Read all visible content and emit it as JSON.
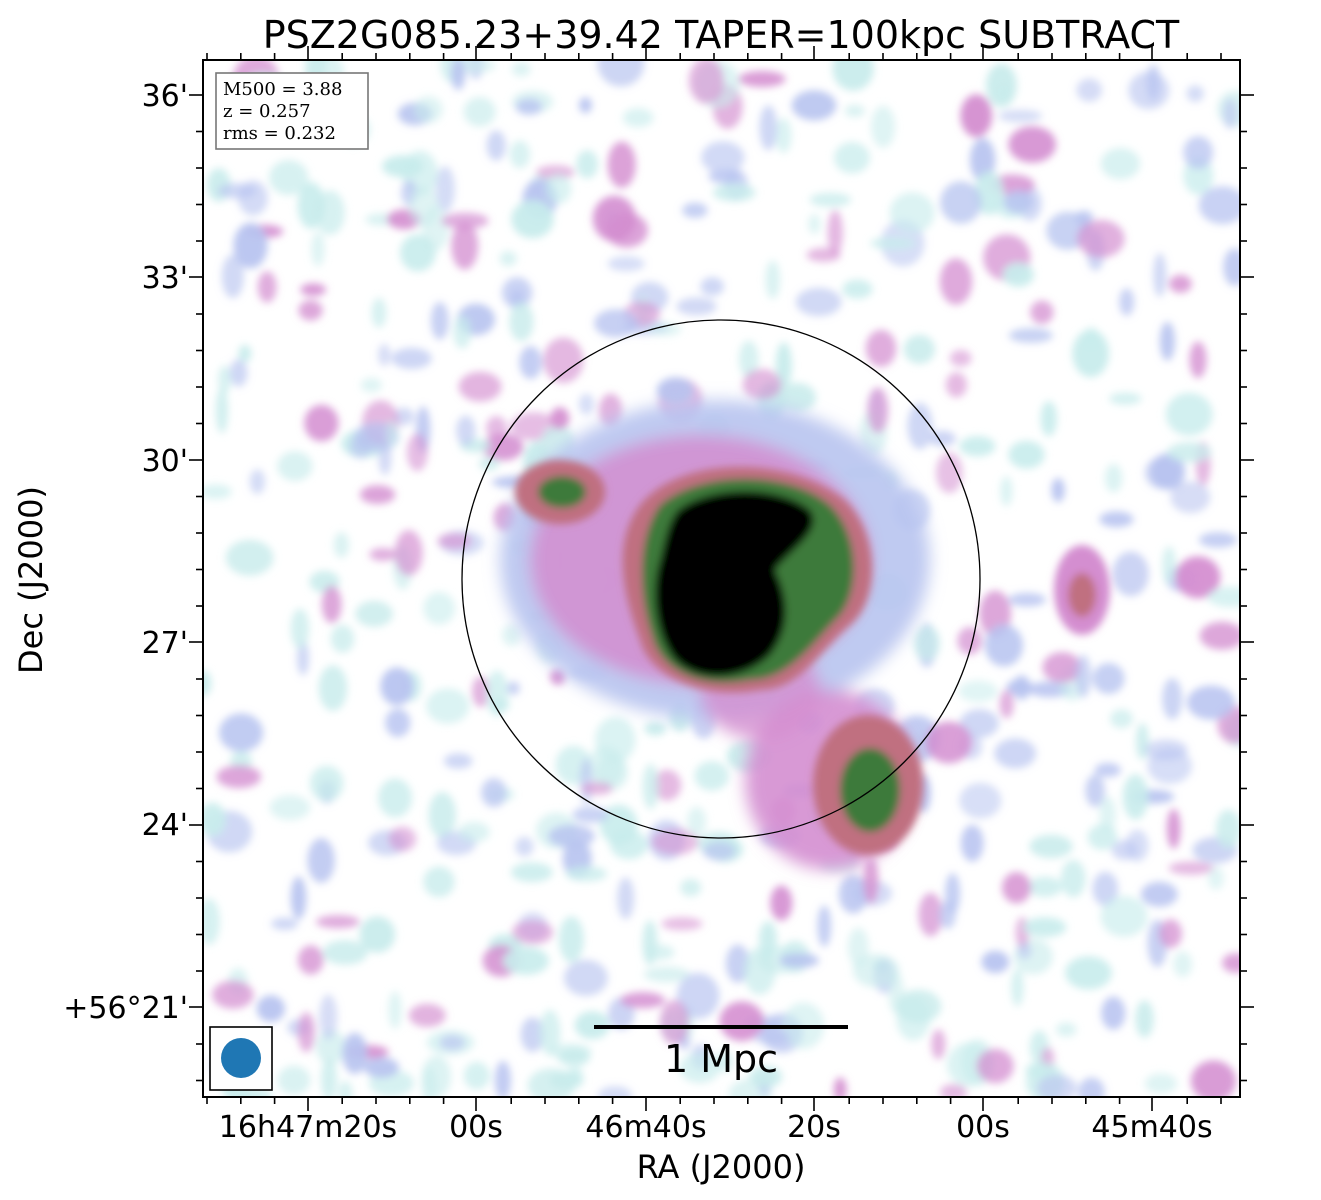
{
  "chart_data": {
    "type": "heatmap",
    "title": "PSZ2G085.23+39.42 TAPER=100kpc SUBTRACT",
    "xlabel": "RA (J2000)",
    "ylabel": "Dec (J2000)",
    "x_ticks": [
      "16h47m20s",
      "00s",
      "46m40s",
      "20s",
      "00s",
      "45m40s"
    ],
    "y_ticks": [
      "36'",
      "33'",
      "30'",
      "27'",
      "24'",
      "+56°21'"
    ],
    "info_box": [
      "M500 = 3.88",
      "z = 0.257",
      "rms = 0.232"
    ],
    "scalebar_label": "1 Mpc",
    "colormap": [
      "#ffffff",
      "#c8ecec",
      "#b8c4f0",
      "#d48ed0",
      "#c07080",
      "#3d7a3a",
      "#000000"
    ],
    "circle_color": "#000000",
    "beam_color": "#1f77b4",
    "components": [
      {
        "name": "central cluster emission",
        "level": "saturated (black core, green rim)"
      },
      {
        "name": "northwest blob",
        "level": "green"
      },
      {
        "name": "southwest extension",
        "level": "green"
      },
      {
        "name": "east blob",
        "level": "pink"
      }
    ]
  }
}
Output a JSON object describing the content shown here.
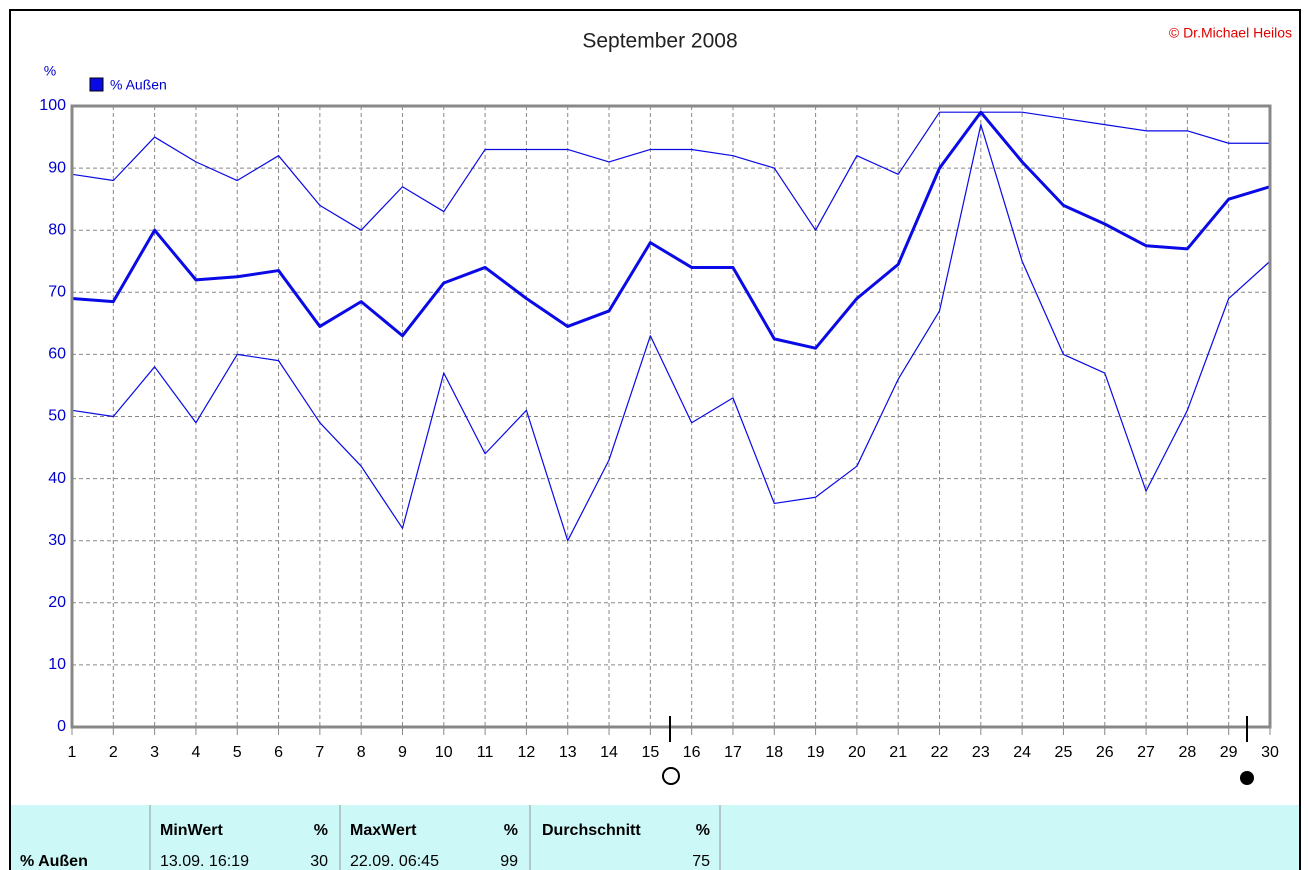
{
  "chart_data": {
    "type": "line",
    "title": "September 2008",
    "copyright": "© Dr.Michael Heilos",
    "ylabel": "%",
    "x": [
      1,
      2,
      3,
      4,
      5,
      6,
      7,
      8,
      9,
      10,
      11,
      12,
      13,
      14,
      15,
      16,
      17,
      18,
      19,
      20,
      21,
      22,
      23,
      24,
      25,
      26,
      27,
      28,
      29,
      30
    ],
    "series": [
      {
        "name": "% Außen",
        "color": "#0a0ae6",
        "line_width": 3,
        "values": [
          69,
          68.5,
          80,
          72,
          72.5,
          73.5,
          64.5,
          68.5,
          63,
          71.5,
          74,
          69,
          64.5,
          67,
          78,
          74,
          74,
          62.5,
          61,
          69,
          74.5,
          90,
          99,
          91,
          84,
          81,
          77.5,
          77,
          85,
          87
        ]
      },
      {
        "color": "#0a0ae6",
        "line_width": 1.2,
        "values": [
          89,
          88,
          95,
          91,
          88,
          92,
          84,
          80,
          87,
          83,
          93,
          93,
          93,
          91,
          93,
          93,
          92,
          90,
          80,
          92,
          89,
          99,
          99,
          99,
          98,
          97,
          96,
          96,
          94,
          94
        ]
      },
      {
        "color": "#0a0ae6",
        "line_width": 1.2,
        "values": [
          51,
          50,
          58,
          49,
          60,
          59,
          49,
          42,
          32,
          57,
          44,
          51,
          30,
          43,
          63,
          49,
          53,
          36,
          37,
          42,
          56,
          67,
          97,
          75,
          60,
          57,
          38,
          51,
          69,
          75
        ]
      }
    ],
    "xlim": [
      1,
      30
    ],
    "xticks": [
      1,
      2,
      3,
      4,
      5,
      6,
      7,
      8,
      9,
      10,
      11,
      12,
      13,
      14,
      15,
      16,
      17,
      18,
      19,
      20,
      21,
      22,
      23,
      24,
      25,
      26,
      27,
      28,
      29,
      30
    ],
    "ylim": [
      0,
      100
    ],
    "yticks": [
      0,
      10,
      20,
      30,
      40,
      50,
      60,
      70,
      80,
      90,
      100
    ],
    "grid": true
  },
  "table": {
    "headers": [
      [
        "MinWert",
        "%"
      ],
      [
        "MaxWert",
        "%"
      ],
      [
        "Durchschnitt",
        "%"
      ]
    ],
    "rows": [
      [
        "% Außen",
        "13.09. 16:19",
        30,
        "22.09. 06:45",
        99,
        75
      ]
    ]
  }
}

==*==

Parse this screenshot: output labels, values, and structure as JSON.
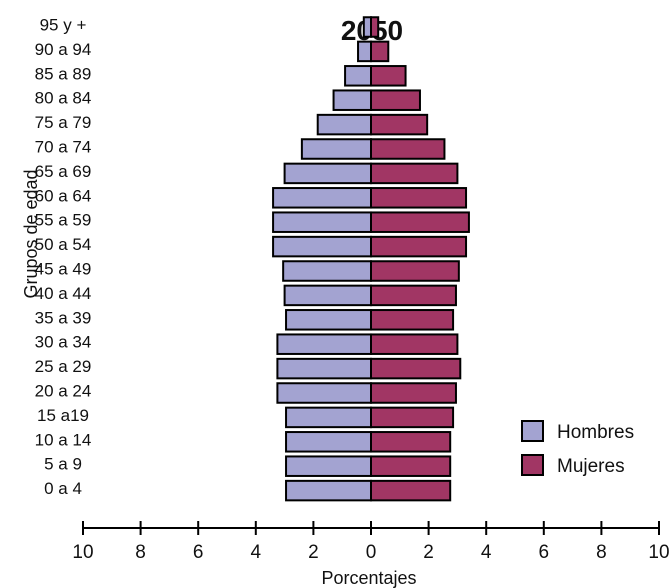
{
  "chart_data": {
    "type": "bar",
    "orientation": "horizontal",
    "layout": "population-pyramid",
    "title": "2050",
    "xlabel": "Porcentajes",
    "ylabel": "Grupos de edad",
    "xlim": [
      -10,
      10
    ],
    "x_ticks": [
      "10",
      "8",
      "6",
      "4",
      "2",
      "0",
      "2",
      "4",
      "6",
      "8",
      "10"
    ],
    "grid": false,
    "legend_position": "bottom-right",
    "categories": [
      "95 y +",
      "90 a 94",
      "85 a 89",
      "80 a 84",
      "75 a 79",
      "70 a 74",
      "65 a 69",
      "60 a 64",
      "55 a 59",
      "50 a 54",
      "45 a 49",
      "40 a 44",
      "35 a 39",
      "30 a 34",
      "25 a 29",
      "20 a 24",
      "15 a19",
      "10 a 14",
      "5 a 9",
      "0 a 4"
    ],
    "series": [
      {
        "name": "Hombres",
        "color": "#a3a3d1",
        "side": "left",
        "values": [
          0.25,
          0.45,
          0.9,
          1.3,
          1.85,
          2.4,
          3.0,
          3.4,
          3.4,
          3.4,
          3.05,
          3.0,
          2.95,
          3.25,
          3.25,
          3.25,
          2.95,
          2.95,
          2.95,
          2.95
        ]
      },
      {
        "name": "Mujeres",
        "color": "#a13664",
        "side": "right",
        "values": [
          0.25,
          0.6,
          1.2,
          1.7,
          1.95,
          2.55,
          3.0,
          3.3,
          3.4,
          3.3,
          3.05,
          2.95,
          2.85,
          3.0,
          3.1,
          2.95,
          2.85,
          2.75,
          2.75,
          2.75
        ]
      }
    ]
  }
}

==*==

Instructions for the task. Show each line of the listing that holds the string "content".

Correct answer.
Read all visible content and emit it as JSON.
Output a JSON object describing the content shown here.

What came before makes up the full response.